SET TASK ▸ Transcribe the records that follow, preserving every word.

+-------+

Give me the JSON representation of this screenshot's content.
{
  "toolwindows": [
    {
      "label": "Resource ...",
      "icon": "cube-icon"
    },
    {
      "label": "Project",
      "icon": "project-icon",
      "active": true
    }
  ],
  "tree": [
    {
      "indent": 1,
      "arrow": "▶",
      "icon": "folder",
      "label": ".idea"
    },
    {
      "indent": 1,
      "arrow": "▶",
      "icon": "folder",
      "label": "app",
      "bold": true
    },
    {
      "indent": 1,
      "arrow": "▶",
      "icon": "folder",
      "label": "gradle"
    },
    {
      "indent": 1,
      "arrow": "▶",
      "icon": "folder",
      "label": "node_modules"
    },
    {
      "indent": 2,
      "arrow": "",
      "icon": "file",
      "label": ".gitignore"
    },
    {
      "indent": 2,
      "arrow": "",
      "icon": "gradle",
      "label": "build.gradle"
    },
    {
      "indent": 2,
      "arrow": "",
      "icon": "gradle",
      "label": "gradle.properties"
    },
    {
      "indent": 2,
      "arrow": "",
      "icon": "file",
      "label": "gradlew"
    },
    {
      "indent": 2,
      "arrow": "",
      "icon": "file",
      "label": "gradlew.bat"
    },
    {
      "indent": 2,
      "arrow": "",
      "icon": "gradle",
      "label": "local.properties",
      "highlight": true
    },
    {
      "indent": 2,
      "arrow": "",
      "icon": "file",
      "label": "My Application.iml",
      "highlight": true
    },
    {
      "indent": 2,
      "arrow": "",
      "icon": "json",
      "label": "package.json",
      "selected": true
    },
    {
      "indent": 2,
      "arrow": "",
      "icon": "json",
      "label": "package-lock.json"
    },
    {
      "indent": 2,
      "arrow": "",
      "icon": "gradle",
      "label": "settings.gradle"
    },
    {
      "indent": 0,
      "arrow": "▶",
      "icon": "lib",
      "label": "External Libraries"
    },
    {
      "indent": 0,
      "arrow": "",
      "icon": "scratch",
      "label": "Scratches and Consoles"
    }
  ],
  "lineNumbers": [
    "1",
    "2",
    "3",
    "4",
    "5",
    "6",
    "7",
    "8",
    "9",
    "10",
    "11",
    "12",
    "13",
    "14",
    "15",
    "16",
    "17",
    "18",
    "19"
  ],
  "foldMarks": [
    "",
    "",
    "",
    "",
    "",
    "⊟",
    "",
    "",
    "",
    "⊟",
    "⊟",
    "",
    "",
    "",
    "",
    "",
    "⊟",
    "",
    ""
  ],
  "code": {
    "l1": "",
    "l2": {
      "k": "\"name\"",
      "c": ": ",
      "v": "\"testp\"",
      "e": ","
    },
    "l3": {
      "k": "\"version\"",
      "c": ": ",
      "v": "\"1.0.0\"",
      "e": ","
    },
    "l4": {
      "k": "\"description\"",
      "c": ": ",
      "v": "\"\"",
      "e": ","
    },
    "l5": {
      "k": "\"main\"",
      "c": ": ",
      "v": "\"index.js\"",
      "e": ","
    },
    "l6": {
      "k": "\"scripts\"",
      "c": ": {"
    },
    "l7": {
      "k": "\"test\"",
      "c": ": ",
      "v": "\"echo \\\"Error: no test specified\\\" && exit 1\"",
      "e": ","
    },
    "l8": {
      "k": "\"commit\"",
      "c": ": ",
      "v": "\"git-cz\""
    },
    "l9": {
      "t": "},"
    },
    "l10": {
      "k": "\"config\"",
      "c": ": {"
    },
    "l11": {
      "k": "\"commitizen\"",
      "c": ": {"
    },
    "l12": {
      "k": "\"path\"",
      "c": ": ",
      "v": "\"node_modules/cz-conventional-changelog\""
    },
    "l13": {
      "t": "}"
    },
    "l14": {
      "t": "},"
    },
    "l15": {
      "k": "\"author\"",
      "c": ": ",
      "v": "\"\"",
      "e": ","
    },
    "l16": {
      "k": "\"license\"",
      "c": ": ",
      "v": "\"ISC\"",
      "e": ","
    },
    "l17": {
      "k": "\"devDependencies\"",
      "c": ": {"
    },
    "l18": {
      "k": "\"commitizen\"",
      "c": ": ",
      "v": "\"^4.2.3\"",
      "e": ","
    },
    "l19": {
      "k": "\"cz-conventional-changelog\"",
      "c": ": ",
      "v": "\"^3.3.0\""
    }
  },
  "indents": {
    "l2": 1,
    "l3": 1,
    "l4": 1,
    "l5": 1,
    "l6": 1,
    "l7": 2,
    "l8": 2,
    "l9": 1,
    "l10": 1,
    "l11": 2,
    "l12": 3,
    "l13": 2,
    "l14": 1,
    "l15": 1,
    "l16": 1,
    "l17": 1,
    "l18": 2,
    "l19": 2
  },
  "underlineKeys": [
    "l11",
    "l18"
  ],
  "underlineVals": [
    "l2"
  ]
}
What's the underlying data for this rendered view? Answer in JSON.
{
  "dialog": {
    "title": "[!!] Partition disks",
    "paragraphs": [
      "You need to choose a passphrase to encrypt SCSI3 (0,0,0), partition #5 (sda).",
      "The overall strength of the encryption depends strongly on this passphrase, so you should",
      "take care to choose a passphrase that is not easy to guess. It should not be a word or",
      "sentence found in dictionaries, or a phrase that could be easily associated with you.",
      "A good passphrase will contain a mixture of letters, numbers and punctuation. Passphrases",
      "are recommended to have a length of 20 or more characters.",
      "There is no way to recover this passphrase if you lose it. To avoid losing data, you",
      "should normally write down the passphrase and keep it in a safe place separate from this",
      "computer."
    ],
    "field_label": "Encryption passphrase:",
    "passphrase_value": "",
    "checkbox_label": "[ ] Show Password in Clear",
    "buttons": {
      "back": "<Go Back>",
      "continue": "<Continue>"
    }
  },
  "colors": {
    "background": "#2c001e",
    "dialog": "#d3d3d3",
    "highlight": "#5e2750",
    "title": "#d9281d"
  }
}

+-------+

OUTPUT FOR THIS EXERCISE ▸
Give me the JSON representation of this screenshot's content.
{
  "toolwindows": [
    {
      "label": "Resource ...",
      "icon": "cube-icon"
    },
    {
      "label": "Project",
      "icon": "project-icon",
      "active": true
    }
  ],
  "tree": [
    {
      "indent": 1,
      "arrow": "▶",
      "icon": "folder",
      "label": ".idea"
    },
    {
      "indent": 1,
      "arrow": "▶",
      "icon": "folder",
      "label": "app",
      "bold": true
    },
    {
      "indent": 1,
      "arrow": "▶",
      "icon": "folder",
      "label": "gradle"
    },
    {
      "indent": 1,
      "arrow": "▶",
      "icon": "folder",
      "label": "node_modules"
    },
    {
      "indent": 2,
      "arrow": "",
      "icon": "file",
      "label": ".gitignore"
    },
    {
      "indent": 2,
      "arrow": "",
      "icon": "gradle",
      "label": "build.gradle"
    },
    {
      "indent": 2,
      "arrow": "",
      "icon": "gradle",
      "label": "gradle.properties"
    },
    {
      "indent": 2,
      "arrow": "",
      "icon": "file",
      "label": "gradlew"
    },
    {
      "indent": 2,
      "arrow": "",
      "icon": "file",
      "label": "gradlew.bat"
    },
    {
      "indent": 2,
      "arrow": "",
      "icon": "gradle",
      "label": "local.properties",
      "highlight": true
    },
    {
      "indent": 2,
      "arrow": "",
      "icon": "file",
      "label": "My Application.iml",
      "highlight": true
    },
    {
      "indent": 2,
      "arrow": "",
      "icon": "json",
      "label": "package.json",
      "selected": true
    },
    {
      "indent": 2,
      "arrow": "",
      "icon": "json",
      "label": "package-lock.json"
    },
    {
      "indent": 2,
      "arrow": "",
      "icon": "gradle",
      "label": "settings.gradle"
    },
    {
      "indent": 0,
      "arrow": "▶",
      "icon": "lib",
      "label": "External Libraries"
    },
    {
      "indent": 0,
      "arrow": "",
      "icon": "scratch",
      "label": "Scratches and Consoles"
    }
  ],
  "lineNumbers": [
    "1",
    "2",
    "3",
    "4",
    "5",
    "6",
    "7",
    "8",
    "9",
    "10",
    "11",
    "12",
    "13",
    "14",
    "15",
    "16",
    "17",
    "18",
    "19"
  ],
  "foldMarks": [
    "",
    "",
    "",
    "",
    "",
    "⊟",
    "",
    "",
    "",
    "⊟",
    "⊟",
    "",
    "",
    "",
    "",
    "",
    "⊟",
    "",
    ""
  ],
  "code": {
    "l1": "",
    "l2": {
      "k": "\"name\"",
      "c": ": ",
      "v": "\"testp\"",
      "e": ","
    },
    "l3": {
      "k": "\"version\"",
      "c": ": ",
      "v": "\"1.0.0\"",
      "e": ","
    },
    "l4": {
      "k": "\"description\"",
      "c": ": ",
      "v": "\"\"",
      "e": ","
    },
    "l5": {
      "k": "\"main\"",
      "c": ": ",
      "v": "\"index.js\"",
      "e": ","
    },
    "l6": {
      "k": "\"scripts\"",
      "c": ": {"
    },
    "l7": {
      "k": "\"test\"",
      "c": ": ",
      "v": "\"echo \\\"Error: no test specified\\\" && exit 1\"",
      "e": ","
    },
    "l8": {
      "k": "\"commit\"",
      "c": ": ",
      "v": "\"git-cz\""
    },
    "l9": {
      "t": "},"
    },
    "l10": {
      "k": "\"config\"",
      "c": ": {"
    },
    "l11": {
      "k": "\"commitizen\"",
      "c": ": {"
    },
    "l12": {
      "k": "\"path\"",
      "c": ": ",
      "v": "\"node_modules/cz-conventional-changelog\""
    },
    "l13": {
      "t": "}"
    },
    "l14": {
      "t": "},"
    },
    "l15": {
      "k": "\"author\"",
      "c": ": ",
      "v": "\"\"",
      "e": ","
    },
    "l16": {
      "k": "\"license\"",
      "c": ": ",
      "v": "\"ISC\"",
      "e": ","
    },
    "l17": {
      "k": "\"devDependencies\"",
      "c": ": {"
    },
    "l18": {
      "k": "\"commitizen\"",
      "c": ": ",
      "v": "\"^4.2.3\"",
      "e": ","
    },
    "l19": {
      "k": "\"cz-conventional-changelog\"",
      "c": ": ",
      "v": "\"^3.3.0\""
    }
  },
  "indents": {
    "l2": 1,
    "l3": 1,
    "l4": 1,
    "l5": 1,
    "l6": 1,
    "l7": 2,
    "l8": 2,
    "l9": 1,
    "l10": 1,
    "l11": 2,
    "l12": 3,
    "l13": 2,
    "l14": 1,
    "l15": 1,
    "l16": 1,
    "l17": 1,
    "l18": 2,
    "l19": 2
  },
  "underlineKeys": [
    "l11",
    "l18"
  ],
  "underlineVals": [
    "l2"
  ]
}
What's the underlying data for this rendered view? Answer in JSON.
{
  "dialog": {
    "title": "[!!] Partition disks",
    "paragraphs": [
      "You need to choose a passphrase to encrypt SCSI3 (0,0,0), partition #5 (sda).",
      "The overall strength of the encryption depends strongly on this passphrase, so you should",
      "take care to choose a passphrase that is not easy to guess. It should not be a word or",
      "sentence found in dictionaries, or a phrase that could be easily associated with you.",
      "A good passphrase will contain a mixture of letters, numbers and punctuation. Passphrases",
      "are recommended to have a length of 20 or more characters.",
      "There is no way to recover this passphrase if you lose it. To avoid losing data, you",
      "should normally write down the passphrase and keep it in a safe place separate from this",
      "computer."
    ],
    "field_label": "Encryption passphrase:",
    "passphrase_value": "",
    "checkbox_label": "[ ] Show Password in Clear",
    "buttons": {
      "back": "<Go Back>",
      "continue": "<Continue>"
    }
  },
  "colors": {
    "background": "#2c001e",
    "dialog": "#d3d3d3",
    "highlight": "#5e2750",
    "title": "#d9281d"
  }
}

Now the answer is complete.